## Brano da leggere:
>>

Per inciso, anche la CGIL vuole unificare le condizioni proletarie, ma... al livello più basso, trasformando tutto il proletariato in una massa di lavoro precario, estendendo e legalizzando fuori dal "sommerso" tutte le forme di flessibilità padronale nell'uso della forza-lavoro (part-time, contratti di formazione-lavoro, assunzioni a tempo, ecc.).

Gli "intellettuali" dei servizi

Proletariato industriale diminuito di poco, quindi; occupazione nei servizi e nel "terziario" aumentata. Tutti padroncini, allora? Secondo l'Iscom (v. Il Mondo, 9112185), se aumenta l'occupazione totale nei servizi (nell'85: + 4%), aumenta ancora di più l'occupazione dipendente nei servizi (stesso anno: + 8%, quindi a ritmo doppio!).

La maggioranza dei nuovi addetti al terziario non sono né padroncini, né imprenditori di se stessi, ma non sono neanche tecnici e quadri. La maggioranza delle cosiddette nuove professioni dei terziario, avanzato o meno, sono "professioni" che per rapporto economico (salario), per contenuto dei lavoro (manuale), per orario (non libero) non hanno nulla di simile al professionismo e moltissimo di identico alla condizione proletaria.

Il fatto che vi siano impiegati un certo numero di lavoratori con diploma o con laurea non comporta che il contenuto dei loro lavoro sia "intellettuale": commessi di grandi magazzini, camerieri di fastfood, giovani addetti alla consegna rapida della posta, etc. sono proletari, e proletari nelle peggiori condizioni di sfruttamento, il cui interesse reale è quello ad una sicurezza dell'impiego e ad un salario decente. Hanno bisogno di più - e non di meno - rigidità.

Diversa è la situazione del pubblico impiego, che ha assorbito gran parte del vantato aumento dell'occupazione nei servizi. Qui si tratta, in stragrande maggioranza, di impiegati amministrativi o insegnanti che come contenuto dei lavoro si differenziano realmente dagli operai, meno - invece - per condizione economica. Non fanno parte del proletariato, ma hanno dei punti di potenziale contatto con la lotta operaia.

La necessità di ridimensionare il cosiddetto stato sociale impedisce una politica di tenuta generale dei loro privilegi, costringe la borghesia a privilegiare solo alcuni limitati settori e trattare tutti gli altri alla stregua di proletari (v. la riduzione della scala mobile e l'accordo-quadro sul pubblico impiego).

Ciò può anche produrre nell'immediato rigurgiti di corporativismo, con uno scatenamento della lotta di concorrenza per leggi o leggine di gratifica a questo o quel settore, a questa o quella qualifica, ma nella sostanza. delinea un destino sempre meno "privilegiato" per la massa del "pubblici dipendenti", per i quali si sta preparando perfino la perdita del privilegio sommo: la garanzia del posto di lavoro. A cominciare, ovviamente, da quel milione circa di proletari veri e propri dipendenti dalla P.A. (ferrovieri, netturbini, ospedalieri, etc.).

<<

## Materiale fornito:

>>

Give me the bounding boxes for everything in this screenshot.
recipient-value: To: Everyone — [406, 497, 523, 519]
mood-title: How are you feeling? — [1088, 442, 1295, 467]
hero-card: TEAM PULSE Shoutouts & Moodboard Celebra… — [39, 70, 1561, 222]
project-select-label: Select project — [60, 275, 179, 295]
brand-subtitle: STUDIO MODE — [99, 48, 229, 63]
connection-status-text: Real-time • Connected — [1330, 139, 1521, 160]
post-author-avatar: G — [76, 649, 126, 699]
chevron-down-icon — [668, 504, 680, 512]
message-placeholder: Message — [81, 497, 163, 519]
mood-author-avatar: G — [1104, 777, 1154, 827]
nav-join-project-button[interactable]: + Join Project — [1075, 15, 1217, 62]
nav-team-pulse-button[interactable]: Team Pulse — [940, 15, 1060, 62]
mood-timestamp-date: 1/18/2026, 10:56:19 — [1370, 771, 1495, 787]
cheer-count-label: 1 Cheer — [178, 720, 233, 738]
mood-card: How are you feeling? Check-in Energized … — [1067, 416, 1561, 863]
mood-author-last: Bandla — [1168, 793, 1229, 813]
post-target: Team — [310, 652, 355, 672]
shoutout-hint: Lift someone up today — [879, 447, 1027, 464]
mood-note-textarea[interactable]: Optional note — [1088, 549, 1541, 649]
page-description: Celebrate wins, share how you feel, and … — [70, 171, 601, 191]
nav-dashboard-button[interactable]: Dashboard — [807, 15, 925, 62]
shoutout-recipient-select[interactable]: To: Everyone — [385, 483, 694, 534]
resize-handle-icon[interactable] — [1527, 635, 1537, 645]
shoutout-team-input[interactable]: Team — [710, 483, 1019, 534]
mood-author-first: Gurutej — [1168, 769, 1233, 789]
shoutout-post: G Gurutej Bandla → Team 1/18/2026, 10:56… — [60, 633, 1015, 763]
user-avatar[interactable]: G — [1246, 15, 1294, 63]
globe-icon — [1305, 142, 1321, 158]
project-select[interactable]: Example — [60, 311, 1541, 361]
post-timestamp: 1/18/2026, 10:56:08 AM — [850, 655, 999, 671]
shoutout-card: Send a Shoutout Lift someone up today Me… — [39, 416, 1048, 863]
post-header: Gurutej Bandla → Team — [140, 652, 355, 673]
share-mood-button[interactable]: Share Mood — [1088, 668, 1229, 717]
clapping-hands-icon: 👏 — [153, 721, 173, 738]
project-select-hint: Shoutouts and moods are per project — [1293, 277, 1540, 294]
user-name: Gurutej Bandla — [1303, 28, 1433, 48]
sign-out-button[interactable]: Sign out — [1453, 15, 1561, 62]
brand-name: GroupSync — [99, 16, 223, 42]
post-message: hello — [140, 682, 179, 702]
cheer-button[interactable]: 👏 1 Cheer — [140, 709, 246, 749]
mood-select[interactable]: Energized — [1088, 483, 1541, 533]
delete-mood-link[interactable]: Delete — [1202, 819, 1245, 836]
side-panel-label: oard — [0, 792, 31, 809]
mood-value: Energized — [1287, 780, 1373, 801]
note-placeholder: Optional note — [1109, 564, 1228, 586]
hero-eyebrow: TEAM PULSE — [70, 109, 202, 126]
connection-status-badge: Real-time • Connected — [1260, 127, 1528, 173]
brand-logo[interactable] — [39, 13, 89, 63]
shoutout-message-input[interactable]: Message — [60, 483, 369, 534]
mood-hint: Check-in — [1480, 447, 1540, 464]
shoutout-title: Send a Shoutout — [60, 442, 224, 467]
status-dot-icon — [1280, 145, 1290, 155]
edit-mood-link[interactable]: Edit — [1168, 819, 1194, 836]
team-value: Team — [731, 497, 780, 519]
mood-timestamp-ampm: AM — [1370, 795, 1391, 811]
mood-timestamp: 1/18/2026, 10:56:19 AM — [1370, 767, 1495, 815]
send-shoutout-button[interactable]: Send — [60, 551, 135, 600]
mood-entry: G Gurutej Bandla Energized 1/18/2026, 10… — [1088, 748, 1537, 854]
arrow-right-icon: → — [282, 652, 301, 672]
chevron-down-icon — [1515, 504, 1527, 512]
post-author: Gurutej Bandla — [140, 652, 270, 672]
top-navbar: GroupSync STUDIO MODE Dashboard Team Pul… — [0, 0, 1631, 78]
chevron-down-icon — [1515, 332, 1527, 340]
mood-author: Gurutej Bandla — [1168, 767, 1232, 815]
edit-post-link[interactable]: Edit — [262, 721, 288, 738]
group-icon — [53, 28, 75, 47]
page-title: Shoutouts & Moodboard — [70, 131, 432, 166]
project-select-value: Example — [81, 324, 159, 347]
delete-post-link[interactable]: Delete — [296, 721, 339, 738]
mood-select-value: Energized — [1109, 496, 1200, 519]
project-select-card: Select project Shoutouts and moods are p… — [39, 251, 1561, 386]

<<
>>

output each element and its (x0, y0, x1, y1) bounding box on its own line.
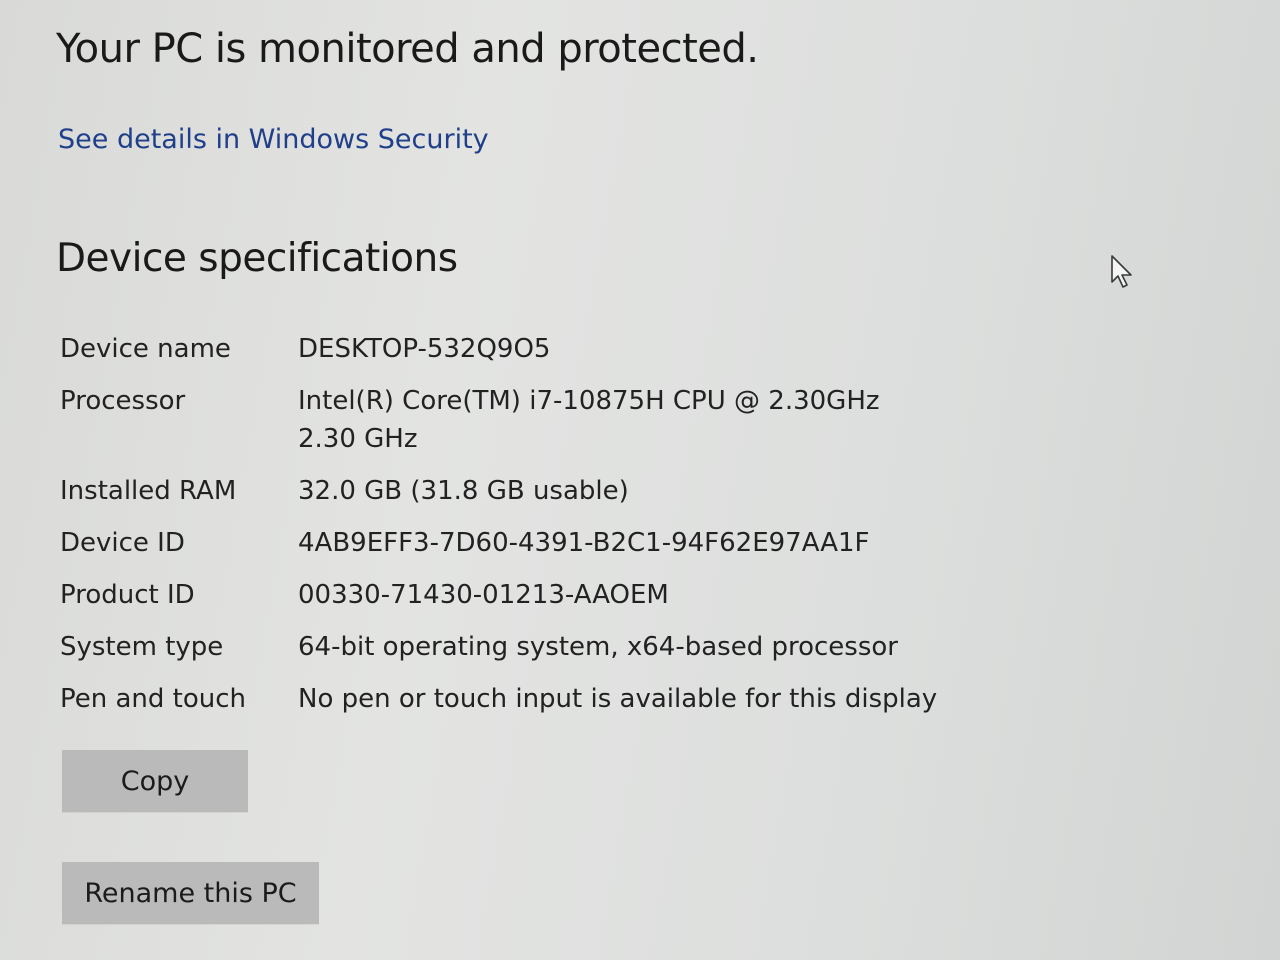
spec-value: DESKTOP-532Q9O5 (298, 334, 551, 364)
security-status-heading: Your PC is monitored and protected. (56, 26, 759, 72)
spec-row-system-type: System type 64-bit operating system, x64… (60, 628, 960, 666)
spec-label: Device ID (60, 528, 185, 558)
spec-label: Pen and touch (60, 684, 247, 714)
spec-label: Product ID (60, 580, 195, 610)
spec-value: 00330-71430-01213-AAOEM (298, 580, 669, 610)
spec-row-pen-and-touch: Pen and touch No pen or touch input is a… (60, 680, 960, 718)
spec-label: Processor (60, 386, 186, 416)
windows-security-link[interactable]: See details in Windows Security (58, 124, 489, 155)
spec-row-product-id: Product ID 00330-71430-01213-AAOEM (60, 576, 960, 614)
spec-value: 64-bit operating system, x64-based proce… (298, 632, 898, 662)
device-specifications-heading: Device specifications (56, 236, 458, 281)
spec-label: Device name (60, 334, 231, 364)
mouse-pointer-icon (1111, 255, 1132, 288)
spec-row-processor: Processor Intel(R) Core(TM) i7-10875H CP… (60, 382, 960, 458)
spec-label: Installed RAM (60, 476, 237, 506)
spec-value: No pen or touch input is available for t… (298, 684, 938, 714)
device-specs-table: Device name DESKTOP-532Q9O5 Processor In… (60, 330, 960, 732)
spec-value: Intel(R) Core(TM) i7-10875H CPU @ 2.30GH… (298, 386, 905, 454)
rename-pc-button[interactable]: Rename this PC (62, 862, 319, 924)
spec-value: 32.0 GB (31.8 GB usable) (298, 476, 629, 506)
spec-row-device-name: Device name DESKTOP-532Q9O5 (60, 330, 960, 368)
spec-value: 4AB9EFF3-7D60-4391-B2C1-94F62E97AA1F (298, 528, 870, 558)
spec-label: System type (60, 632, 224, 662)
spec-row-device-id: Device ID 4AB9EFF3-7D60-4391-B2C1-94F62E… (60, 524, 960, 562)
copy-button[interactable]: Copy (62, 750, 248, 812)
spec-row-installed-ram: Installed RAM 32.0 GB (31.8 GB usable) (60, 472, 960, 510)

<<
>>

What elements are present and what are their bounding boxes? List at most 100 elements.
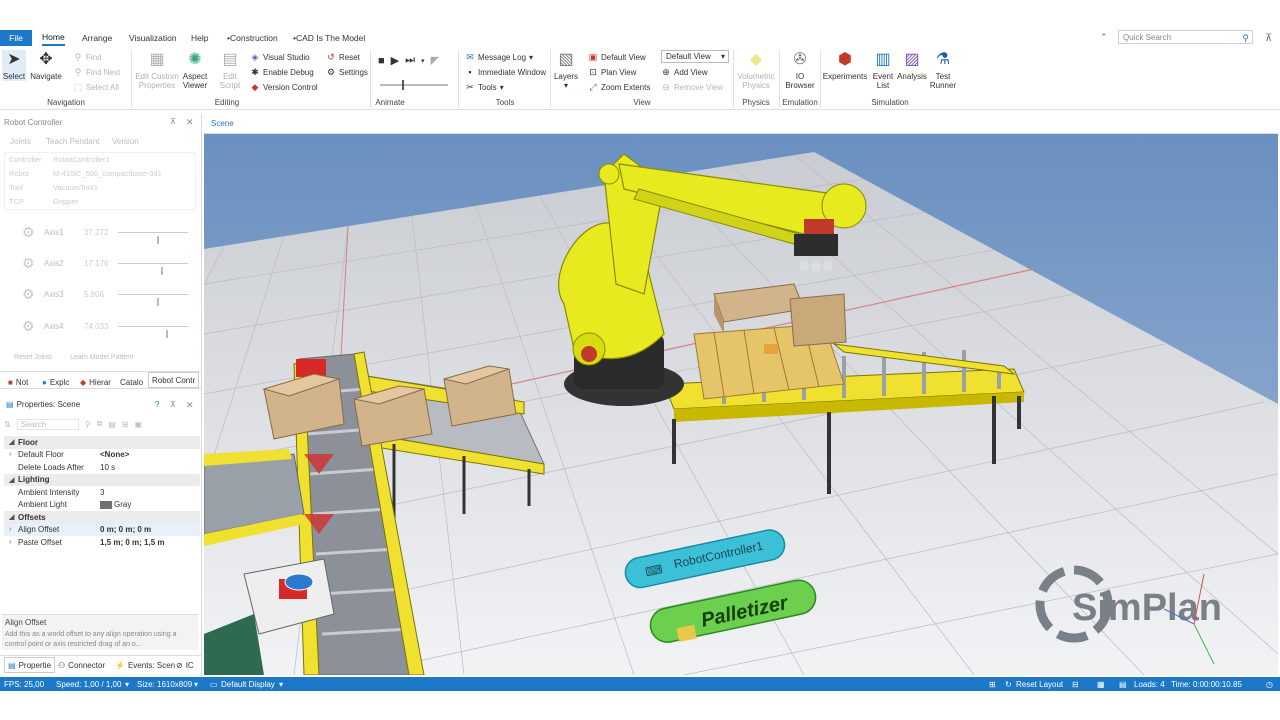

<<

## Consegna 1:
Elenca i lavori che il brano sul lavoro nei servizi porta come esempi di proletari con diploma o laurea.
## Consegna 2:
Trascrivi dalle voci le righe a partire da quella che contiene "output each element" fino a quella che contiene "spec-value: 64-bit operating", entrambe incluse. Lascia fuori le immagini.

## Risposta 1:
Commessi di grandi magazzini, camerieri di fastfood, giovani addetti alla consegna rapida della posta.

## Risposta 2:
output each element and its (x0, y0, x1, y1) bounding box on its own line.
spec-value: DESKTOP-532Q9O5 (298, 334, 551, 364)
security-status-heading: Your PC is monitored and protected. (56, 26, 759, 72)
spec-row-system-type: System type 64-bit operating system, x64… (60, 628, 960, 666)
spec-label: Device ID (60, 528, 185, 558)
spec-label: Pen and touch (60, 684, 247, 714)
spec-label: Product ID (60, 580, 195, 610)
spec-value: 00330-71430-01213-AAOEM (298, 580, 669, 610)
spec-row-pen-and-touch: Pen and touch No pen or touch input is a… (60, 680, 960, 718)
spec-label: Processor (60, 386, 186, 416)
windows-security-link[interactable]: See details in Windows Security (58, 124, 489, 155)
spec-row-product-id: Product ID 00330-71430-01213-AAOEM (60, 576, 960, 614)
spec-value: 64-bit operating system, x64-based proce… (298, 632, 898, 662)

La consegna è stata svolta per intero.